SET EXERCISE> Leave out every picture, then transcribe the rest of the listing exactly.

* * * *

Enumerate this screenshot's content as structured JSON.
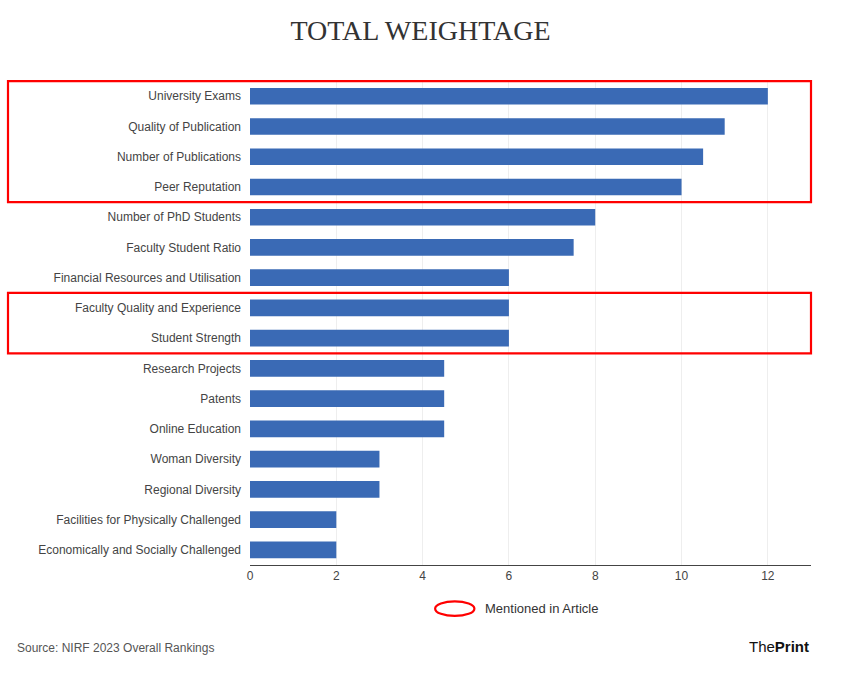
{
  "chart_data": {
    "type": "bar",
    "orientation": "horizontal",
    "title": "TOTAL WEIGHTAGE",
    "categories": [
      "University Exams",
      "Quality of Publication",
      "Number of Publications",
      "Peer Reputation",
      "Number of PhD Students",
      "Faculty Student Ratio",
      "Financial Resources and Utilisation",
      "Faculty Quality and Experience",
      "Student Strength",
      "Research Projects",
      "Patents",
      "Online Education",
      "Woman Diversity",
      "Regional Diversity",
      "Facilities for Physically Challenged",
      "Economically and Socially Challenged"
    ],
    "values": [
      12,
      11,
      10.5,
      10,
      8,
      7.5,
      6,
      6,
      6,
      4.5,
      4.5,
      4.5,
      3,
      3,
      2,
      2
    ],
    "color": "#3a6ab5",
    "xlim": [
      0,
      13
    ],
    "xticks": [
      0,
      2,
      4,
      6,
      8,
      10,
      12
    ],
    "grid": true,
    "annotations": [
      {
        "text": "Mentioned in Article",
        "color": "red",
        "groups": [
          [
            "University Exams",
            "Peer Reputation"
          ],
          [
            "Faculty Quality and Experience",
            "Student Strength"
          ]
        ]
      },
      {
        "text": "Source: NIRF 2023 Overall Rankings"
      },
      {
        "text": [
          "The",
          "Print"
        ]
      }
    ]
  }
}
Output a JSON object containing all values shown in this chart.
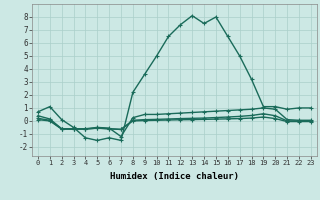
{
  "title": "",
  "xlabel": "Humidex (Indice chaleur)",
  "xlim": [
    -0.5,
    23.5
  ],
  "ylim": [
    -2.7,
    9.0
  ],
  "yticks": [
    -2,
    -1,
    0,
    1,
    2,
    3,
    4,
    5,
    6,
    7,
    8
  ],
  "xticks": [
    0,
    1,
    2,
    3,
    4,
    5,
    6,
    7,
    8,
    9,
    10,
    11,
    12,
    13,
    14,
    15,
    16,
    17,
    18,
    19,
    20,
    21,
    22,
    23
  ],
  "bg_color": "#cce8e4",
  "line_color": "#1a6b5a",
  "grid_color": "#aacfca",
  "series1": [
    0.7,
    1.1,
    0.1,
    -0.5,
    -1.3,
    -1.5,
    -1.3,
    -1.5,
    2.2,
    3.6,
    5.0,
    6.5,
    7.4,
    8.1,
    7.5,
    8.0,
    6.5,
    5.0,
    3.2,
    1.1,
    1.1,
    0.9,
    1.0,
    1.0
  ],
  "series2": [
    0.4,
    0.15,
    -0.6,
    -0.6,
    -0.6,
    -0.5,
    -0.55,
    -1.2,
    0.25,
    0.5,
    0.5,
    0.55,
    0.6,
    0.65,
    0.7,
    0.75,
    0.8,
    0.85,
    0.9,
    1.0,
    0.9,
    0.1,
    0.05,
    0.05
  ],
  "series3": [
    0.2,
    0.05,
    -0.62,
    -0.63,
    -0.62,
    -0.55,
    -0.6,
    -0.65,
    0.05,
    0.1,
    0.12,
    0.15,
    0.18,
    0.2,
    0.22,
    0.26,
    0.3,
    0.35,
    0.42,
    0.55,
    0.4,
    0.0,
    0.0,
    0.0
  ],
  "series4": [
    0.1,
    0.0,
    -0.63,
    -0.64,
    -0.63,
    -0.56,
    -0.61,
    -0.66,
    0.0,
    0.03,
    0.05,
    0.07,
    0.09,
    0.1,
    0.12,
    0.14,
    0.16,
    0.18,
    0.22,
    0.3,
    0.18,
    -0.05,
    -0.05,
    -0.05
  ]
}
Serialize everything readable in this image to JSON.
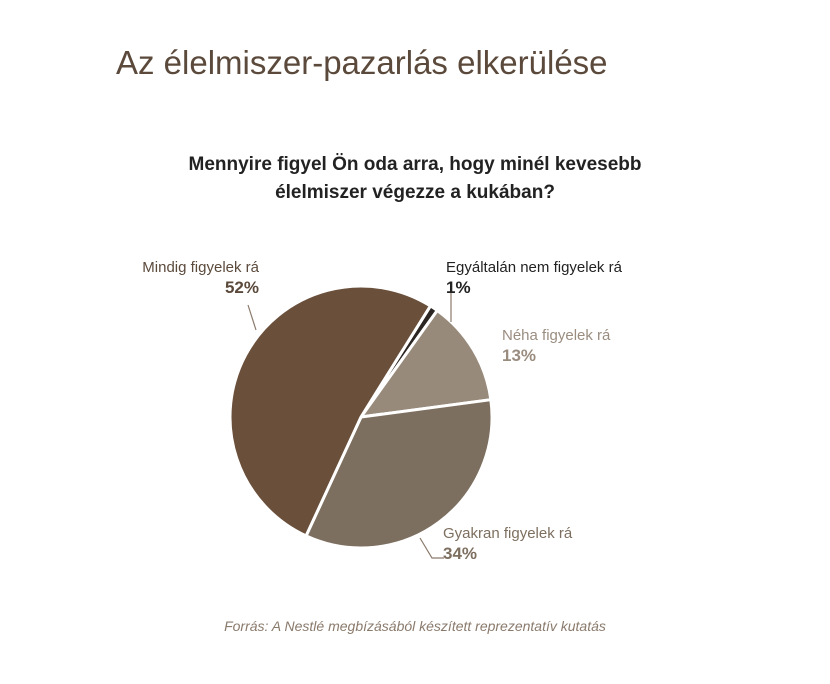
{
  "header": {
    "title": "Az élelmiszer-pazarlás elkerülése"
  },
  "chart_data": {
    "type": "pie",
    "title_lines": [
      "Mennyire figyel Ön oda arra, hogy minél kevesebb",
      "élelmiszer végezze a kukában?"
    ],
    "slices": [
      {
        "label": "Egyáltalán nem figyelek rá",
        "value": 1,
        "display": "1%",
        "color": "#2b2623"
      },
      {
        "label": "Néha figyelek rá",
        "value": 13,
        "display": "13%",
        "color": "#978a7b"
      },
      {
        "label": "Gyakran figyelek rá",
        "value": 34,
        "display": "34%",
        "color": "#7d6f5f"
      },
      {
        "label": "Mindig figyelek rá",
        "value": 52,
        "display": "52%",
        "color": "#6a4f3b"
      }
    ],
    "label_color": "#9a8d80",
    "accent_label_color": "#5b4a3c"
  },
  "footer": {
    "source": "Forrás: A Nestlé megbízásából készített reprezentatív kutatás"
  }
}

* * * *

COMPLETE ANSWER>
Enumerate this screenshot's content as structured JSON.
{
  "chart_data": {
    "type": "bar",
    "orientation": "horizontal",
    "title": "TOTAL WEIGHTAGE",
    "categories": [
      "University Exams",
      "Quality of Publication",
      "Number of Publications",
      "Peer Reputation",
      "Number of PhD Students",
      "Faculty Student Ratio",
      "Financial Resources and Utilisation",
      "Faculty Quality and Experience",
      "Student Strength",
      "Research Projects",
      "Patents",
      "Online Education",
      "Woman Diversity",
      "Regional Diversity",
      "Facilities for Physically Challenged",
      "Economically and Socially Challenged"
    ],
    "values": [
      12,
      11,
      10.5,
      10,
      8,
      7.5,
      6,
      6,
      6,
      4.5,
      4.5,
      4.5,
      3,
      3,
      2,
      2
    ],
    "color": "#3a6ab5",
    "xlim": [
      0,
      13
    ],
    "xticks": [
      0,
      2,
      4,
      6,
      8,
      10,
      12
    ],
    "grid": true,
    "annotations": [
      {
        "text": "Mentioned in Article",
        "color": "red",
        "groups": [
          [
            "University Exams",
            "Peer Reputation"
          ],
          [
            "Faculty Quality and Experience",
            "Student Strength"
          ]
        ]
      },
      {
        "text": "Source: NIRF 2023 Overall Rankings"
      },
      {
        "text": [
          "The",
          "Print"
        ]
      }
    ]
  }
}
Output a JSON object containing all values shown in this chart.
{
  "title": "",
  "xlabel": "Humidex (Indice chaleur)",
  "xlim": [
    -0.5,
    23.5
  ],
  "ylim": [
    -2.7,
    9.0
  ],
  "yticks": [
    -2,
    -1,
    0,
    1,
    2,
    3,
    4,
    5,
    6,
    7,
    8
  ],
  "xticks": [
    0,
    1,
    2,
    3,
    4,
    5,
    6,
    7,
    8,
    9,
    10,
    11,
    12,
    13,
    14,
    15,
    16,
    17,
    18,
    19,
    20,
    21,
    22,
    23
  ],
  "bg_color": "#cce8e4",
  "line_color": "#1a6b5a",
  "grid_color": "#aacfca",
  "series1": [
    0.7,
    1.1,
    0.1,
    -0.5,
    -1.3,
    -1.5,
    -1.3,
    -1.5,
    2.2,
    3.6,
    5.0,
    6.5,
    7.4,
    8.1,
    7.5,
    8.0,
    6.5,
    5.0,
    3.2,
    1.1,
    1.1,
    0.9,
    1.0,
    1.0
  ],
  "series2": [
    0.4,
    0.15,
    -0.6,
    -0.6,
    -0.6,
    -0.5,
    -0.55,
    -1.2,
    0.25,
    0.5,
    0.5,
    0.55,
    0.6,
    0.65,
    0.7,
    0.75,
    0.8,
    0.85,
    0.9,
    1.0,
    0.9,
    0.1,
    0.05,
    0.05
  ],
  "series3": [
    0.2,
    0.05,
    -0.62,
    -0.63,
    -0.62,
    -0.55,
    -0.6,
    -0.65,
    0.05,
    0.1,
    0.12,
    0.15,
    0.18,
    0.2,
    0.22,
    0.26,
    0.3,
    0.35,
    0.42,
    0.55,
    0.4,
    0.0,
    0.0,
    0.0
  ],
  "series4": [
    0.1,
    0.0,
    -0.63,
    -0.64,
    -0.63,
    -0.56,
    -0.61,
    -0.66,
    0.0,
    0.03,
    0.05,
    0.07,
    0.09,
    0.1,
    0.12,
    0.14,
    0.16,
    0.18,
    0.22,
    0.3,
    0.18,
    -0.05,
    -0.05,
    -0.05
  ]
}
Serialize everything readable in this image to JSON.
{
  "header": {
    "title": "Az élelmiszer-pazarlás elkerülése"
  },
  "chart_data": {
    "type": "pie",
    "title_lines": [
      "Mennyire figyel Ön oda arra, hogy minél kevesebb",
      "élelmiszer végezze a kukában?"
    ],
    "slices": [
      {
        "label": "Egyáltalán nem figyelek rá",
        "value": 1,
        "display": "1%",
        "color": "#2b2623"
      },
      {
        "label": "Néha figyelek rá",
        "value": 13,
        "display": "13%",
        "color": "#978a7b"
      },
      {
        "label": "Gyakran figyelek rá",
        "value": 34,
        "display": "34%",
        "color": "#7d6f5f"
      },
      {
        "label": "Mindig figyelek rá",
        "value": 52,
        "display": "52%",
        "color": "#6a4f3b"
      }
    ],
    "label_color": "#9a8d80",
    "accent_label_color": "#5b4a3c"
  },
  "footer": {
    "source": "Forrás: A Nestlé megbízásából készített reprezentatív kutatás"
  }
}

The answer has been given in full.